Each record below should be repeated precisely as written.

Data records

◆ ◆ ◆ ◆

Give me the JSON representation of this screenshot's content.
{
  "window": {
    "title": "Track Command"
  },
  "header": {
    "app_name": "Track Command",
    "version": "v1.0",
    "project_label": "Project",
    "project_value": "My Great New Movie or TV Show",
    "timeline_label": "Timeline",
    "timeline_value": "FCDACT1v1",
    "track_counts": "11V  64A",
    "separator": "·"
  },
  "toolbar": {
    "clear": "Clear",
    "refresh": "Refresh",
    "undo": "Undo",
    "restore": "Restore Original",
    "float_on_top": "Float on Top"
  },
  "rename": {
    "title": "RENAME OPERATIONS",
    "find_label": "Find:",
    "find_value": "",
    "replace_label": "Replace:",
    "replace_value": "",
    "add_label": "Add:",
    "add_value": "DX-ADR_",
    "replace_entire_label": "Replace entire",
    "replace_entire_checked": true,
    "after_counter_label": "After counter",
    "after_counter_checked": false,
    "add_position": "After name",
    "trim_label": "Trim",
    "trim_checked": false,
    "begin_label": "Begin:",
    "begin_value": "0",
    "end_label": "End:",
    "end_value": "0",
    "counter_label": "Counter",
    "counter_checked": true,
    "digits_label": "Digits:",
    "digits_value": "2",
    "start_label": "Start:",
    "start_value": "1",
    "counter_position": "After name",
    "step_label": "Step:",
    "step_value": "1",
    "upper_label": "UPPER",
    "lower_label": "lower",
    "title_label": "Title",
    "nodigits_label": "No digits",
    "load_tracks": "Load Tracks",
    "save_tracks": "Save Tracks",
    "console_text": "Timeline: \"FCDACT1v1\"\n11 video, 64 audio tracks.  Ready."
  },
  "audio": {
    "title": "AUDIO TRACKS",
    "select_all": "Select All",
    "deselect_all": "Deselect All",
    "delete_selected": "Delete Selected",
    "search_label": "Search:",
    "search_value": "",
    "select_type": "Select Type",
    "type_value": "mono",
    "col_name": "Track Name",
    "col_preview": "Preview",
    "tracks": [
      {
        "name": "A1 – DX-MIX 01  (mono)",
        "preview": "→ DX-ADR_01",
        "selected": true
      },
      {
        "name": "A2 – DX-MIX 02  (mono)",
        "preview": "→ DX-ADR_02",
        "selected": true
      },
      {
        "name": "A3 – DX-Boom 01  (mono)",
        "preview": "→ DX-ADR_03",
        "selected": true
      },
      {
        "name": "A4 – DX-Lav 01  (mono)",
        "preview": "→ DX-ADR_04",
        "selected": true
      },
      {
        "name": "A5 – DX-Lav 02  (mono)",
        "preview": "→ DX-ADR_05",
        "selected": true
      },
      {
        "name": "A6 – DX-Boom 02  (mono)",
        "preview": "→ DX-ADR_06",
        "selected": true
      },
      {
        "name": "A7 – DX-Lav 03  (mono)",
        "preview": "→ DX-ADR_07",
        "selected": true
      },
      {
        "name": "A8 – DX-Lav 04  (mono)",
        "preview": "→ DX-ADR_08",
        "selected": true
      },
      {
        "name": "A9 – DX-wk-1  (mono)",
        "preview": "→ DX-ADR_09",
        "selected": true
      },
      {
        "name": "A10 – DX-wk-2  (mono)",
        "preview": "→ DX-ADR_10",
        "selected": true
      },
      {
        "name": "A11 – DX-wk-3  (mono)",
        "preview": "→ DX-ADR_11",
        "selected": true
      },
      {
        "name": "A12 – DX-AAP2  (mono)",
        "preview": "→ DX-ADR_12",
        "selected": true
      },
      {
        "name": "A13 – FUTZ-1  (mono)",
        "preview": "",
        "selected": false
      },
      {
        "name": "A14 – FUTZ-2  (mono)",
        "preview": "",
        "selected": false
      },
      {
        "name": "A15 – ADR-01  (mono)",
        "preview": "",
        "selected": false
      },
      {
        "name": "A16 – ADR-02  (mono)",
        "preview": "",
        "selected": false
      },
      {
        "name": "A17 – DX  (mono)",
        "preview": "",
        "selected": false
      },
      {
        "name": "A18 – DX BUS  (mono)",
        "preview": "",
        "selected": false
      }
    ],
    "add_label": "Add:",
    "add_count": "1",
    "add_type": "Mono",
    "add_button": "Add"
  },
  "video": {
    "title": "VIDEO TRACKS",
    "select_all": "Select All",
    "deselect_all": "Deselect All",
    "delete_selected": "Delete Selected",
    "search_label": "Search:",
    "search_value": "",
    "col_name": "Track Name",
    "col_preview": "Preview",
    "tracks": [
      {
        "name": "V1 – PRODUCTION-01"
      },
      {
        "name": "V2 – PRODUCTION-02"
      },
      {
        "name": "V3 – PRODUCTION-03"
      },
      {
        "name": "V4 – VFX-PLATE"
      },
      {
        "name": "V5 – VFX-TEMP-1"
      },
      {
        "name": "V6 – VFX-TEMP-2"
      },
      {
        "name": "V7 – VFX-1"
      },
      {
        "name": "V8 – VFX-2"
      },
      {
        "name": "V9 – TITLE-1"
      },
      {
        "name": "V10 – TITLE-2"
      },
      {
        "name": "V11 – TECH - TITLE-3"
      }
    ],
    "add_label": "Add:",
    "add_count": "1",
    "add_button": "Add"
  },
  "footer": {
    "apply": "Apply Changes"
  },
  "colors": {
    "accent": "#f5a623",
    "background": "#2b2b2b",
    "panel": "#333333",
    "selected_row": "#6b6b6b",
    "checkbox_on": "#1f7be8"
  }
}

◆ ◆ ◆ ◆

• **Expected output**
Give me the JSON representation of this screenshot's content.
{
  "window": {
    "title": "Track Command"
  },
  "header": {
    "app_name": "Track Command",
    "version": "v1.0",
    "project_label": "Project",
    "project_value": "My Great New Movie or TV Show",
    "timeline_label": "Timeline",
    "timeline_value": "FCDACT1v1",
    "track_counts": "11V  64A",
    "separator": "·"
  },
  "toolbar": {
    "clear": "Clear",
    "refresh": "Refresh",
    "undo": "Undo",
    "restore": "Restore Original",
    "float_on_top": "Float on Top"
  },
  "rename": {
    "title": "RENAME OPERATIONS",
    "find_label": "Find:",
    "find_value": "",
    "replace_label": "Replace:",
    "replace_value": "",
    "add_label": "Add:",
    "add_value": "DX-ADR_",
    "replace_entire_label": "Replace entire",
    "replace_entire_checked": true,
    "after_counter_label": "After counter",
    "after_counter_checked": false,
    "add_position": "After name",
    "trim_label": "Trim",
    "trim_checked": false,
    "begin_label": "Begin:",
    "begin_value": "0",
    "end_label": "End:",
    "end_value": "0",
    "counter_label": "Counter",
    "counter_checked": true,
    "digits_label": "Digits:",
    "digits_value": "2",
    "start_label": "Start:",
    "start_value": "1",
    "counter_position": "After name",
    "step_label": "Step:",
    "step_value": "1",
    "upper_label": "UPPER",
    "lower_label": "lower",
    "title_label": "Title",
    "nodigits_label": "No digits",
    "load_tracks": "Load Tracks",
    "save_tracks": "Save Tracks",
    "console_text": "Timeline: \"FCDACT1v1\"\n11 video, 64 audio tracks.  Ready."
  },
  "audio": {
    "title": "AUDIO TRACKS",
    "select_all": "Select All",
    "deselect_all": "Deselect All",
    "delete_selected": "Delete Selected",
    "search_label": "Search:",
    "search_value": "",
    "select_type": "Select Type",
    "type_value": "mono",
    "col_name": "Track Name",
    "col_preview": "Preview",
    "tracks": [
      {
        "name": "A1 – DX-MIX 01  (mono)",
        "preview": "→ DX-ADR_01",
        "selected": true
      },
      {
        "name": "A2 – DX-MIX 02  (mono)",
        "preview": "→ DX-ADR_02",
        "selected": true
      },
      {
        "name": "A3 – DX-Boom 01  (mono)",
        "preview": "→ DX-ADR_03",
        "selected": true
      },
      {
        "name": "A4 – DX-Lav 01  (mono)",
        "preview": "→ DX-ADR_04",
        "selected": true
      },
      {
        "name": "A5 – DX-Lav 02  (mono)",
        "preview": "→ DX-ADR_05",
        "selected": true
      },
      {
        "name": "A6 – DX-Boom 02  (mono)",
        "preview": "→ DX-ADR_06",
        "selected": true
      },
      {
        "name": "A7 – DX-Lav 03  (mono)",
        "preview": "→ DX-ADR_07",
        "selected": true
      },
      {
        "name": "A8 – DX-Lav 04  (mono)",
        "preview": "→ DX-ADR_08",
        "selected": true
      },
      {
        "name": "A9 – DX-wk-1  (mono)",
        "preview": "→ DX-ADR_09",
        "selected": true
      },
      {
        "name": "A10 – DX-wk-2  (mono)",
        "preview": "→ DX-ADR_10",
        "selected": true
      },
      {
        "name": "A11 – DX-wk-3  (mono)",
        "preview": "→ DX-ADR_11",
        "selected": true
      },
      {
        "name": "A12 – DX-AAP2  (mono)",
        "preview": "→ DX-ADR_12",
        "selected": true
      },
      {
        "name": "A13 – FUTZ-1  (mono)",
        "preview": "",
        "selected": false
      },
      {
        "name": "A14 – FUTZ-2  (mono)",
        "preview": "",
        "selected": false
      },
      {
        "name": "A15 – ADR-01  (mono)",
        "preview": "",
        "selected": false
      },
      {
        "name": "A16 – ADR-02  (mono)",
        "preview": "",
        "selected": false
      },
      {
        "name": "A17 – DX  (mono)",
        "preview": "",
        "selected": false
      },
      {
        "name": "A18 – DX BUS  (mono)",
        "preview": "",
        "selected": false
      }
    ],
    "add_label": "Add:",
    "add_count": "1",
    "add_type": "Mono",
    "add_button": "Add"
  },
  "video": {
    "title": "VIDEO TRACKS",
    "select_all": "Select All",
    "deselect_all": "Deselect All",
    "delete_selected": "Delete Selected",
    "search_label": "Search:",
    "search_value": "",
    "col_name": "Track Name",
    "col_preview": "Preview",
    "tracks": [
      {
        "name": "V1 – PRODUCTION-01"
      },
      {
        "name": "V2 – PRODUCTION-02"
      },
      {
        "name": "V3 – PRODUCTION-03"
      },
      {
        "name": "V4 – VFX-PLATE"
      },
      {
        "name": "V5 – VFX-TEMP-1"
      },
      {
        "name": "V6 – VFX-TEMP-2"
      },
      {
        "name": "V7 – VFX-1"
      },
      {
        "name": "V8 – VFX-2"
      },
      {
        "name": "V9 – TITLE-1"
      },
      {
        "name": "V10 – TITLE-2"
      },
      {
        "name": "V11 – TECH - TITLE-3"
      }
    ],
    "add_label": "Add:",
    "add_count": "1",
    "add_button": "Add"
  },
  "footer": {
    "apply": "Apply Changes"
  },
  "colors": {
    "accent": "#f5a623",
    "background": "#2b2b2b",
    "panel": "#333333",
    "selected_row": "#6b6b6b",
    "checkbox_on": "#1f7be8"
  }
}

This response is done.